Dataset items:
^^^^

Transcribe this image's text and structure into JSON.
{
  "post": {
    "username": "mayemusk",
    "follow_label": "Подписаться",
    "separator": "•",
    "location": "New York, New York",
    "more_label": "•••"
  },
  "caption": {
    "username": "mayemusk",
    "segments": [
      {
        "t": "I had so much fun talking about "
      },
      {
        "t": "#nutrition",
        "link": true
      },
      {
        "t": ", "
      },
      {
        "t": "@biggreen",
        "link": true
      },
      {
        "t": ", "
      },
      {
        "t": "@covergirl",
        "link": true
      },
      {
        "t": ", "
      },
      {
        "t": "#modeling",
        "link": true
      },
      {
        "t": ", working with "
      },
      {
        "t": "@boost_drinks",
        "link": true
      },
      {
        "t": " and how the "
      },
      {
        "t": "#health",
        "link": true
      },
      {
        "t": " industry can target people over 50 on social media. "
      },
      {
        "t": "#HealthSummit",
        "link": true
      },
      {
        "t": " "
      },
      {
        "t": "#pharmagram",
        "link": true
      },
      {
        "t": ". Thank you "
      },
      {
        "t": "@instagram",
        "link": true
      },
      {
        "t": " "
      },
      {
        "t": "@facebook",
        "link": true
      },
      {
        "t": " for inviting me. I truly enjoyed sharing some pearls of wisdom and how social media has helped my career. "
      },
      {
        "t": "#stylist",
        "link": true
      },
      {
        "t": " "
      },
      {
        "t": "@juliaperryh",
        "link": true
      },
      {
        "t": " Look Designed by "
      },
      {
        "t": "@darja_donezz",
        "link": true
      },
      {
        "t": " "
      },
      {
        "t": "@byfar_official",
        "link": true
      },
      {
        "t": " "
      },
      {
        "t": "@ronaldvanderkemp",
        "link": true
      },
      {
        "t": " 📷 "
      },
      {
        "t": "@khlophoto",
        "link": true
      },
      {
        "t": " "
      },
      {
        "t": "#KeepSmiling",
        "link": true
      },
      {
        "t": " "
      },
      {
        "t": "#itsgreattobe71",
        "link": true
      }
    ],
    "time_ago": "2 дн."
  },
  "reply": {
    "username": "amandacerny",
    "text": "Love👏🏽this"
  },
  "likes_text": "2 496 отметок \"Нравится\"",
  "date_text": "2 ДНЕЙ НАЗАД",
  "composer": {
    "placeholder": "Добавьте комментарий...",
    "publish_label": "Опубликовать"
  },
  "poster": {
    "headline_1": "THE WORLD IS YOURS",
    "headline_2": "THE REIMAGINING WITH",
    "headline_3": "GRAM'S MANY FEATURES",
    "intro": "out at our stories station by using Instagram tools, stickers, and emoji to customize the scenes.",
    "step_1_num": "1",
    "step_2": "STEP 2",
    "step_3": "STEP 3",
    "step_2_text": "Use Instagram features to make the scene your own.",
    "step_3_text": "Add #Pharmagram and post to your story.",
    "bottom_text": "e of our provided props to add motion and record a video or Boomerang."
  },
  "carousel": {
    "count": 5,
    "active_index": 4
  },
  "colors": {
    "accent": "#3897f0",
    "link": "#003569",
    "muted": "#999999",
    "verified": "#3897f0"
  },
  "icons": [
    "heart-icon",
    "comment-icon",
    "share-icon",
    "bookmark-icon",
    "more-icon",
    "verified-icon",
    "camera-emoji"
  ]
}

^^^^

WORK TO DO: Of the lines in the data, how many hold the string "social"? State the number, nothing else.

OUTPUT FOR THIS TASK: 2